Collected data
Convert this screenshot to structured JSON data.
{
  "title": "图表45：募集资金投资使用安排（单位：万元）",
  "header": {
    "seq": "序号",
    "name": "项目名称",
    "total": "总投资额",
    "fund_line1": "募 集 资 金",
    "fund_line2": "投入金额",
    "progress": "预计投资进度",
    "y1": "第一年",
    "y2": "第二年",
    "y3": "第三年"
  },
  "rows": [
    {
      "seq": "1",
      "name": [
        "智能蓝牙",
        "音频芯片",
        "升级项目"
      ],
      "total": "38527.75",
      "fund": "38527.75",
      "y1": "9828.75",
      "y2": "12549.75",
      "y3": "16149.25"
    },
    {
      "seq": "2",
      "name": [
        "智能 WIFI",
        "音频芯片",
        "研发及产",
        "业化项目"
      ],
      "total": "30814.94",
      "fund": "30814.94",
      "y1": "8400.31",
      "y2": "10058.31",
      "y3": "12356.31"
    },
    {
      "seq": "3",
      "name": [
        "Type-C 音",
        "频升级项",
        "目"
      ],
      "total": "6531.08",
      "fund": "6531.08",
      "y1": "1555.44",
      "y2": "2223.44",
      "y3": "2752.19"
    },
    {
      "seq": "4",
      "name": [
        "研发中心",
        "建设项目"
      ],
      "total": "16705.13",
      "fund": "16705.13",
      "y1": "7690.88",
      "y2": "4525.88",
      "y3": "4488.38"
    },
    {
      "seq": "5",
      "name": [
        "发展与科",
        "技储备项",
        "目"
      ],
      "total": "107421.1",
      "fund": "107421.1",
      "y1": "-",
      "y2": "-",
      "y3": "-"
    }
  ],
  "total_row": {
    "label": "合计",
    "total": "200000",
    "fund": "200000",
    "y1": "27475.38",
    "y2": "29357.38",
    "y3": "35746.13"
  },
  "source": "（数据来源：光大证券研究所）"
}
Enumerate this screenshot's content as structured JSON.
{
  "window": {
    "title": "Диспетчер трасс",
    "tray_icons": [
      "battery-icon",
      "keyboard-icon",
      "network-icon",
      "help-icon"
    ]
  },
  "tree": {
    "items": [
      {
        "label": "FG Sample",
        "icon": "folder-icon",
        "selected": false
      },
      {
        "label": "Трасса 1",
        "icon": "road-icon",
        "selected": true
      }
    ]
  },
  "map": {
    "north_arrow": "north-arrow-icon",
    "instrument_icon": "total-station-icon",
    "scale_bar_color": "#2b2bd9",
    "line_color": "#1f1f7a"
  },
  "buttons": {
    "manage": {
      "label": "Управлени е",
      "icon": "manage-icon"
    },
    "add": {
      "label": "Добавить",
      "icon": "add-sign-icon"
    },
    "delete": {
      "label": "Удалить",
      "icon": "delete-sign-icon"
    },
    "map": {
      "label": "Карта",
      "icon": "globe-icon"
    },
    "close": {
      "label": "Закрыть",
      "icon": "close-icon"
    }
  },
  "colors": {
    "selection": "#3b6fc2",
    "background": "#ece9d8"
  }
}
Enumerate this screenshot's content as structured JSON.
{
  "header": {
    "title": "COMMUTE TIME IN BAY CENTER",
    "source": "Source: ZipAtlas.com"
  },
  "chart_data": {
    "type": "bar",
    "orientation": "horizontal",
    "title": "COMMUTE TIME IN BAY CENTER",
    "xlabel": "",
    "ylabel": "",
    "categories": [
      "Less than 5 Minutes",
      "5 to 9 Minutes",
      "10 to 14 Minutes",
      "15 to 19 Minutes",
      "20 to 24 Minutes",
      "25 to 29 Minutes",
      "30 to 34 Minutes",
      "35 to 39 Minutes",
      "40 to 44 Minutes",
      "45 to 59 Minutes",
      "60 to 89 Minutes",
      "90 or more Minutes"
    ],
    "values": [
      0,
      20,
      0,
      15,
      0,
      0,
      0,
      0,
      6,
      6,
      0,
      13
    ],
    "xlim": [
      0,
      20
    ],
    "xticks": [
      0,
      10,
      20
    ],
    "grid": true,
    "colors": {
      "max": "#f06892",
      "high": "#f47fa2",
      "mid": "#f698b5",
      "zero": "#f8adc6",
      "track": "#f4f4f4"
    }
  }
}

### [REQUIREMENT]
Above are the records; retype every one exactly.

### [SOLUTION TO THIS EXERCISE]
Convert this screenshot to structured JSON data.
{
  "title": "图表45：募集资金投资使用安排（单位：万元）",
  "header": {
    "seq": "序号",
    "name": "项目名称",
    "total": "总投资额",
    "fund_line1": "募 集 资 金",
    "fund_line2": "投入金额",
    "progress": "预计投资进度",
    "y1": "第一年",
    "y2": "第二年",
    "y3": "第三年"
  },
  "rows": [
    {
      "seq": "1",
      "name": [
        "智能蓝牙",
        "音频芯片",
        "升级项目"
      ],
      "total": "38527.75",
      "fund": "38527.75",
      "y1": "9828.75",
      "y2": "12549.75",
      "y3": "16149.25"
    },
    {
      "seq": "2",
      "name": [
        "智能 WIFI",
        "音频芯片",
        "研发及产",
        "业化项目"
      ],
      "total": "30814.94",
      "fund": "30814.94",
      "y1": "8400.31",
      "y2": "10058.31",
      "y3": "12356.31"
    },
    {
      "seq": "3",
      "name": [
        "Type-C 音",
        "频升级项",
        "目"
      ],
      "total": "6531.08",
      "fund": "6531.08",
      "y1": "1555.44",
      "y2": "2223.44",
      "y3": "2752.19"
    },
    {
      "seq": "4",
      "name": [
        "研发中心",
        "建设项目"
      ],
      "total": "16705.13",
      "fund": "16705.13",
      "y1": "7690.88",
      "y2": "4525.88",
      "y3": "4488.38"
    },
    {
      "seq": "5",
      "name": [
        "发展与科",
        "技储备项",
        "目"
      ],
      "total": "107421.1",
      "fund": "107421.1",
      "y1": "-",
      "y2": "-",
      "y3": "-"
    }
  ],
  "total_row": {
    "label": "合计",
    "total": "200000",
    "fund": "200000",
    "y1": "27475.38",
    "y2": "29357.38",
    "y3": "35746.13"
  },
  "source": "（数据来源：光大证券研究所）"
}
Enumerate this screenshot's content as structured JSON.
{
  "window": {
    "title": "Диспетчер трасс",
    "tray_icons": [
      "battery-icon",
      "keyboard-icon",
      "network-icon",
      "help-icon"
    ]
  },
  "tree": {
    "items": [
      {
        "label": "FG Sample",
        "icon": "folder-icon",
        "selected": false
      },
      {
        "label": "Трасса 1",
        "icon": "road-icon",
        "selected": true
      }
    ]
  },
  "map": {
    "north_arrow": "north-arrow-icon",
    "instrument_icon": "total-station-icon",
    "scale_bar_color": "#2b2bd9",
    "line_color": "#1f1f7a"
  },
  "buttons": {
    "manage": {
      "label": "Управлени е",
      "icon": "manage-icon"
    },
    "add": {
      "label": "Добавить",
      "icon": "add-sign-icon"
    },
    "delete": {
      "label": "Удалить",
      "icon": "delete-sign-icon"
    },
    "map": {
      "label": "Карта",
      "icon": "globe-icon"
    },
    "close": {
      "label": "Закрыть",
      "icon": "close-icon"
    }
  },
  "colors": {
    "selection": "#3b6fc2",
    "background": "#ece9d8"
  }
}
Enumerate this screenshot's content as structured JSON.
{
  "header": {
    "title": "COMMUTE TIME IN BAY CENTER",
    "source": "Source: ZipAtlas.com"
  },
  "chart_data": {
    "type": "bar",
    "orientation": "horizontal",
    "title": "COMMUTE TIME IN BAY CENTER",
    "xlabel": "",
    "ylabel": "",
    "categories": [
      "Less than 5 Minutes",
      "5 to 9 Minutes",
      "10 to 14 Minutes",
      "15 to 19 Minutes",
      "20 to 24 Minutes",
      "25 to 29 Minutes",
      "30 to 34 Minutes",
      "35 to 39 Minutes",
      "40 to 44 Minutes",
      "45 to 59 Minutes",
      "60 to 89 Minutes",
      "90 or more Minutes"
    ],
    "values": [
      0,
      20,
      0,
      15,
      0,
      0,
      0,
      0,
      6,
      6,
      0,
      13
    ],
    "xlim": [
      0,
      20
    ],
    "xticks": [
      0,
      10,
      20
    ],
    "grid": true,
    "colors": {
      "max": "#f06892",
      "high": "#f47fa2",
      "mid": "#f698b5",
      "zero": "#f8adc6",
      "track": "#f4f4f4"
    }
  }
}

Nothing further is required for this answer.